Work required> Return only the number of lines in the entries below that hold the word "Cross".

Entries with figure data:
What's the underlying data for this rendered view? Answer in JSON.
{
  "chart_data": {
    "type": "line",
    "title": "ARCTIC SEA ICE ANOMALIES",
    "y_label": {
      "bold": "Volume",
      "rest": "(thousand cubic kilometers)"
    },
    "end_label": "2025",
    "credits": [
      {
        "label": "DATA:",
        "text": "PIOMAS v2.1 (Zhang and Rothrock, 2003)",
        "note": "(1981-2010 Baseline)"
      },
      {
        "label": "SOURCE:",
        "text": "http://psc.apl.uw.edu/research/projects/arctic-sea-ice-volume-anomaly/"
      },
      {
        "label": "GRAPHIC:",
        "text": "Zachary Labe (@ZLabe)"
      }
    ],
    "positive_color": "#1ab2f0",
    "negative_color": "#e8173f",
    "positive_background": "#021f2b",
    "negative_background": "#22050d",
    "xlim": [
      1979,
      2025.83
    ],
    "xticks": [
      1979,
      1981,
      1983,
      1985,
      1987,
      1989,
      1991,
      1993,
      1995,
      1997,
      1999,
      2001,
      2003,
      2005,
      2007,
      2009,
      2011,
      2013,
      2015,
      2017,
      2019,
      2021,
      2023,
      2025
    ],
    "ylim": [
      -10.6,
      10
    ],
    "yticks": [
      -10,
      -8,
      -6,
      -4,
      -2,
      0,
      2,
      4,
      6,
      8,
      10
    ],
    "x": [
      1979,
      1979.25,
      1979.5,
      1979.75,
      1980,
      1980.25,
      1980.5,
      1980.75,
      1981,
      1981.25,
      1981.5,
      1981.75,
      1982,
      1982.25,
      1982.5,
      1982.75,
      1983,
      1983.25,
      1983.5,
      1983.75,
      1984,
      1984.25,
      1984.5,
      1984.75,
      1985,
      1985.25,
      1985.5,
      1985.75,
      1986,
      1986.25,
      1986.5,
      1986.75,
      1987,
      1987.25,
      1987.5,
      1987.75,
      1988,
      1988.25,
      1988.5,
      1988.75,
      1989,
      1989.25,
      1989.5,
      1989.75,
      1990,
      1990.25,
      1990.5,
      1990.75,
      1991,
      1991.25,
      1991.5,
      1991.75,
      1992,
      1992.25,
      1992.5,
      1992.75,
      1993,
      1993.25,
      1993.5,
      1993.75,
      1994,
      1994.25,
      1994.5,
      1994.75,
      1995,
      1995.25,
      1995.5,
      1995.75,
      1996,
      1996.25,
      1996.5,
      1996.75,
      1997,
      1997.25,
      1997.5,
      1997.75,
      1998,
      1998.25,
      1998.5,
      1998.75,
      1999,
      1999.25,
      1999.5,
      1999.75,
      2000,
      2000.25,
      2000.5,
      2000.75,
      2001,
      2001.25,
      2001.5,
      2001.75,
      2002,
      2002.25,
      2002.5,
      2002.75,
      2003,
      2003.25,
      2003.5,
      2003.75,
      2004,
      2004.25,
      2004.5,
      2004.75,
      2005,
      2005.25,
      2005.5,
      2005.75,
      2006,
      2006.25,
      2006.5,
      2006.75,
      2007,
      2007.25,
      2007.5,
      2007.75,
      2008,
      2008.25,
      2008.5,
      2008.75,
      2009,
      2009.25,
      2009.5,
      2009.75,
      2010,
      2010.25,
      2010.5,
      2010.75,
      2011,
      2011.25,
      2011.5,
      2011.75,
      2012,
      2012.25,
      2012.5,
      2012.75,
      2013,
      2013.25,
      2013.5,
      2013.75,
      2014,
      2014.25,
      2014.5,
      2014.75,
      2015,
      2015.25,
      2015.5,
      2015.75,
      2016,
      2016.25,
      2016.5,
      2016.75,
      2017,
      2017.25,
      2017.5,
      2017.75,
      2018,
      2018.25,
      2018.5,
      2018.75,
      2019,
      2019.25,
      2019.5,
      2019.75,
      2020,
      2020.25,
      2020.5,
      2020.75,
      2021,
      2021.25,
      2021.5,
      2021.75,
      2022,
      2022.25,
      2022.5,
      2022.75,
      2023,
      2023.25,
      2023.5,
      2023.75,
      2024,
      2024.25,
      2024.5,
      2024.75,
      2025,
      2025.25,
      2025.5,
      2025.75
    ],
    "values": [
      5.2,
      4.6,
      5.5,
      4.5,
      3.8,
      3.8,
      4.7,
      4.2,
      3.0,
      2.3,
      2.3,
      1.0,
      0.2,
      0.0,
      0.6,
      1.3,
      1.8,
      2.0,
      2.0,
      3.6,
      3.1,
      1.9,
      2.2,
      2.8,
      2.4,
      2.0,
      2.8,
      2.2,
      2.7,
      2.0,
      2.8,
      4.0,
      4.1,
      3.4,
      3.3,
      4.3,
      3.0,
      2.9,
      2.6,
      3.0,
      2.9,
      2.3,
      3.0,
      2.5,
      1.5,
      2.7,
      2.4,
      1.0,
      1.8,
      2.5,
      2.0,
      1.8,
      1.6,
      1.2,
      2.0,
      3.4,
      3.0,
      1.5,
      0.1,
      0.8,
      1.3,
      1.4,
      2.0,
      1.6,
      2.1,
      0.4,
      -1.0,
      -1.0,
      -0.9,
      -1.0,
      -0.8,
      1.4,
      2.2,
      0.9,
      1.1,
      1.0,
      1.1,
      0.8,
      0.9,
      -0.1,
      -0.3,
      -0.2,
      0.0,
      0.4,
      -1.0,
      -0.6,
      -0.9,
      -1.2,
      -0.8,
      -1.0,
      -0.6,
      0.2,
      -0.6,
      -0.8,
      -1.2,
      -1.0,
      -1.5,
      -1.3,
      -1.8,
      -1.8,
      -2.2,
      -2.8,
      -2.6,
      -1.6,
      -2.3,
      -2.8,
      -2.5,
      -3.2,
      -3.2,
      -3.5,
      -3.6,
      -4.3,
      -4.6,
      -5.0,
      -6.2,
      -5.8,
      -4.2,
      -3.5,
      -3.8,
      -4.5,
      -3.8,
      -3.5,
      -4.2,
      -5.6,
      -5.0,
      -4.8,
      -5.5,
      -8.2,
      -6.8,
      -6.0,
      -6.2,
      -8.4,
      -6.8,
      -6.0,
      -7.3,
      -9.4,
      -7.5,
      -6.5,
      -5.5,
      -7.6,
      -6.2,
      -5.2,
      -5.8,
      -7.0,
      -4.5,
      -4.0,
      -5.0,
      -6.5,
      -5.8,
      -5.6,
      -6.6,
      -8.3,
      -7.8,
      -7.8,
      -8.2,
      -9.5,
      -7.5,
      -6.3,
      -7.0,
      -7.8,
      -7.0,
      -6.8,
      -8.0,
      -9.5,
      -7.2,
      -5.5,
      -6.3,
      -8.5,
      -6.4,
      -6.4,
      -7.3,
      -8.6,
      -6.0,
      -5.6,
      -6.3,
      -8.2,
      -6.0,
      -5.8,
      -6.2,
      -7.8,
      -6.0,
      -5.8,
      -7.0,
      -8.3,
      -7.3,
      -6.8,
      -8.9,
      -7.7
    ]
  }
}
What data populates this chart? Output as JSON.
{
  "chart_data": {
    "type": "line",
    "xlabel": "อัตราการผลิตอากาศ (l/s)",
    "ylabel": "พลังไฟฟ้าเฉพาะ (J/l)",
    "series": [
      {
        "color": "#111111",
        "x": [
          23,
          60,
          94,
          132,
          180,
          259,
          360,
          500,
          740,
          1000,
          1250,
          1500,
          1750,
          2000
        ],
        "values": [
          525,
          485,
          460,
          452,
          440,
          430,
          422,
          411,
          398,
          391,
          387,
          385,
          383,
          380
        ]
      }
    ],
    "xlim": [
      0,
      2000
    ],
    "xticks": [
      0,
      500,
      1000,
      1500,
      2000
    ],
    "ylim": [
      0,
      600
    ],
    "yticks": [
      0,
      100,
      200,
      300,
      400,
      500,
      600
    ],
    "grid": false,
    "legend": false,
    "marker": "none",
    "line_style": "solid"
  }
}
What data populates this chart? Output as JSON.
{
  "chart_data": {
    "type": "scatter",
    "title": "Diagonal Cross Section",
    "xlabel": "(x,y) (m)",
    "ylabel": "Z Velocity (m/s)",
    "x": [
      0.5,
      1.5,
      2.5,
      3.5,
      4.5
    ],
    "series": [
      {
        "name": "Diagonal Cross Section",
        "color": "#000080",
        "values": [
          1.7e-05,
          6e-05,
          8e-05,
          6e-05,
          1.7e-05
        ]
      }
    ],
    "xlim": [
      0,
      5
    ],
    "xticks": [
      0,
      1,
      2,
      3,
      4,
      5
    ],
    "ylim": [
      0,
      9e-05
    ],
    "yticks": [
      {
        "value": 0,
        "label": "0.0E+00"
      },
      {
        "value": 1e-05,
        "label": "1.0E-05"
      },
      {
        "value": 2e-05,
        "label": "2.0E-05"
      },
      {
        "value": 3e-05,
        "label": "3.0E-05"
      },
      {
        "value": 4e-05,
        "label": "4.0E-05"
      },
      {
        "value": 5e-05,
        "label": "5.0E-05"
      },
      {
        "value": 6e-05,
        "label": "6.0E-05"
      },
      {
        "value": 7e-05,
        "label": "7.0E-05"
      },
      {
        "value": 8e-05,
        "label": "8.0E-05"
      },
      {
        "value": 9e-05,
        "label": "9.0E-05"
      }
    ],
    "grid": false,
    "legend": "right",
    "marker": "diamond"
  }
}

Result> 2